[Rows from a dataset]

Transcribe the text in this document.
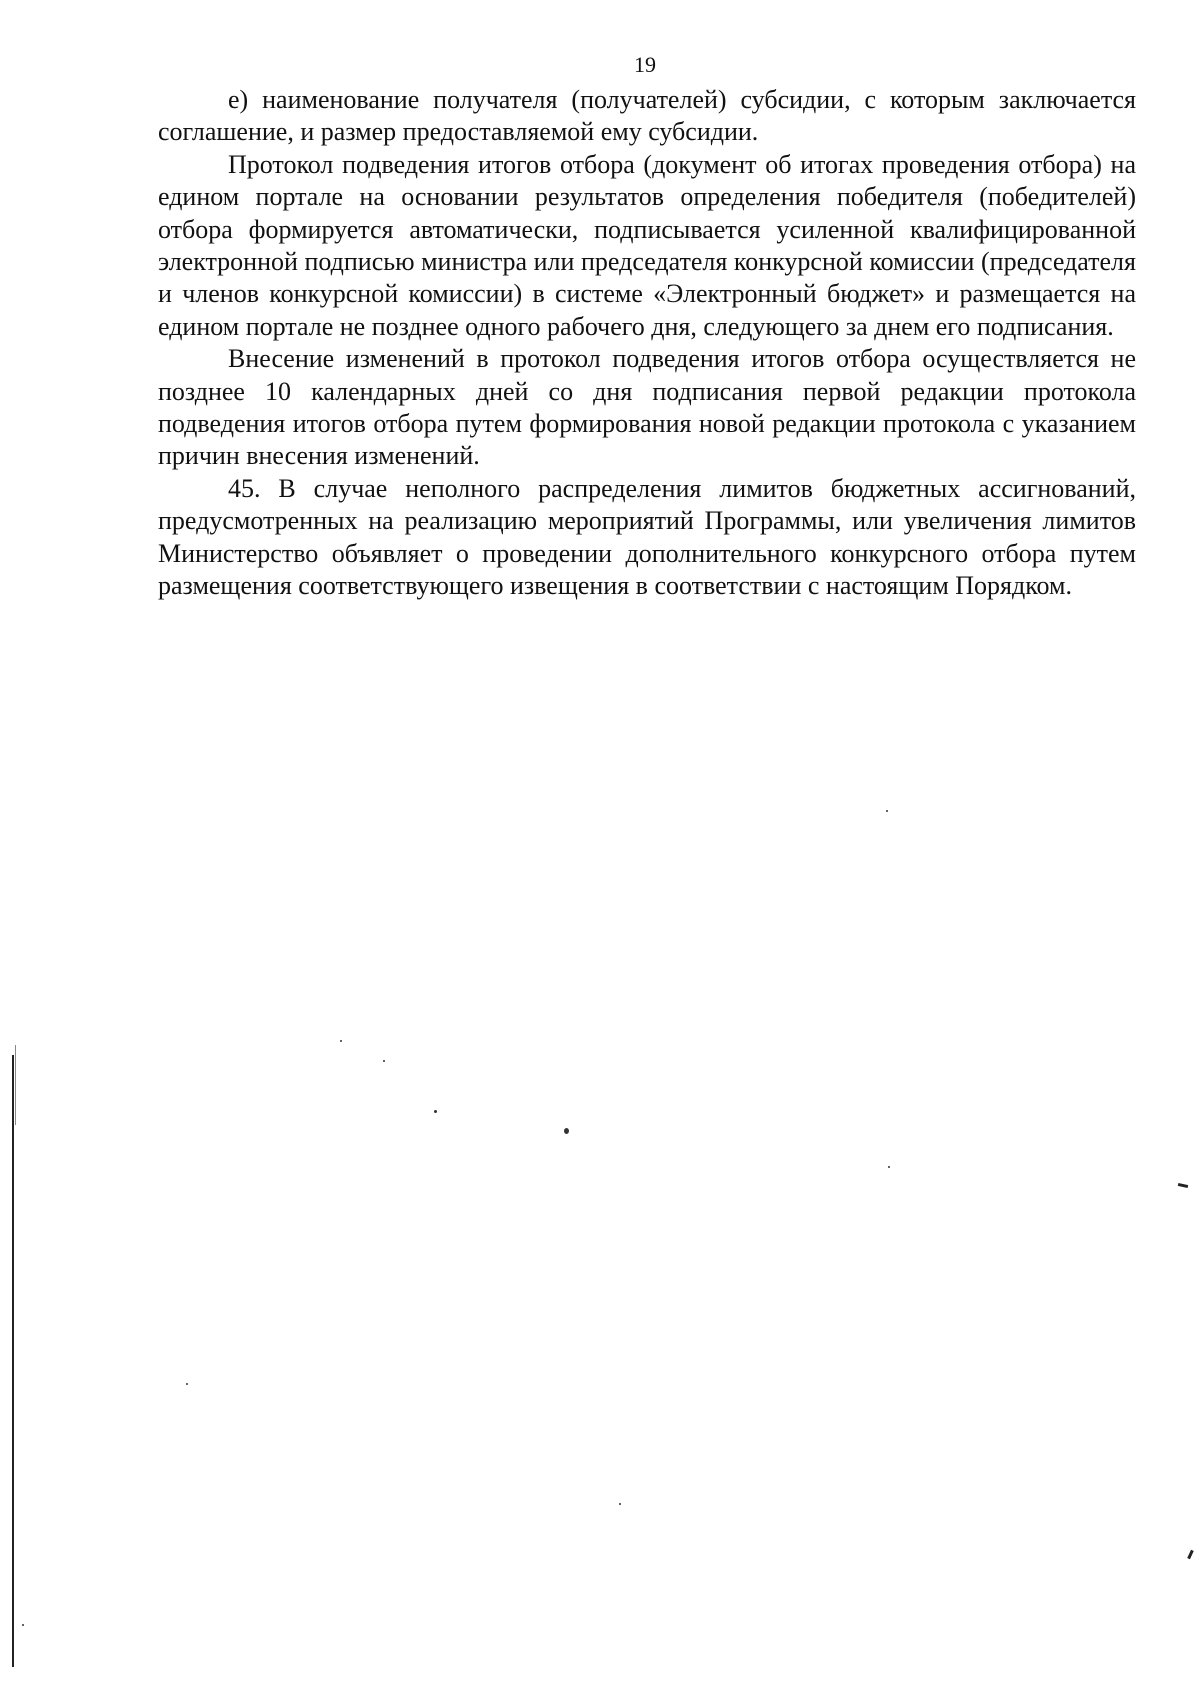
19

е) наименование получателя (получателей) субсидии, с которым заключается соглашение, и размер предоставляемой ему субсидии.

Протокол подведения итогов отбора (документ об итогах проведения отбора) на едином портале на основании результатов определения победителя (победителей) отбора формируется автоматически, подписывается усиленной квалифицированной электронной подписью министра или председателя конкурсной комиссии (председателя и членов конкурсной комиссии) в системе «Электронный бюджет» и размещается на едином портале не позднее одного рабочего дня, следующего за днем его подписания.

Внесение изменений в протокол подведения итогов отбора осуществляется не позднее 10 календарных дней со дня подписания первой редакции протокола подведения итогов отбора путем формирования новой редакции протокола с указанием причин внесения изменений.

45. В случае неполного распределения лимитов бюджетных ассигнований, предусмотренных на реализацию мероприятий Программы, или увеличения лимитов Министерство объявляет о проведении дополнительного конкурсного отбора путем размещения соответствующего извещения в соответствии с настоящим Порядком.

**Stated problem**
Quote the full listing above word for word; exclude every picture from the copy.

**Written answer**
Transcribe the text in this document.
19

е) наименование получателя (получателей) субсидии, с которым заключается соглашение, и размер предоставляемой ему субсидии.

Протокол подведения итогов отбора (документ об итогах проведения отбора) на едином портале на основании результатов определения победителя (победителей) отбора формируется автоматически, подписывается усиленной квалифицированной электронной подписью министра или председателя конкурсной комиссии (председателя и членов конкурсной комиссии) в системе «Электронный бюджет» и размещается на едином портале не позднее одного рабочего дня, следующего за днем его подписания.

Внесение изменений в протокол подведения итогов отбора осуществляется не позднее 10 календарных дней со дня подписания первой редакции протокола подведения итогов отбора путем формирования новой редакции протокола с указанием причин внесения изменений.

45. В случае неполного распределения лимитов бюджетных ассигнований, предусмотренных на реализацию мероприятий Программы, или увеличения лимитов Министерство объявляет о проведении дополнительного конкурсного отбора путем размещения соответствующего извещения в соответствии с настоящим Порядком.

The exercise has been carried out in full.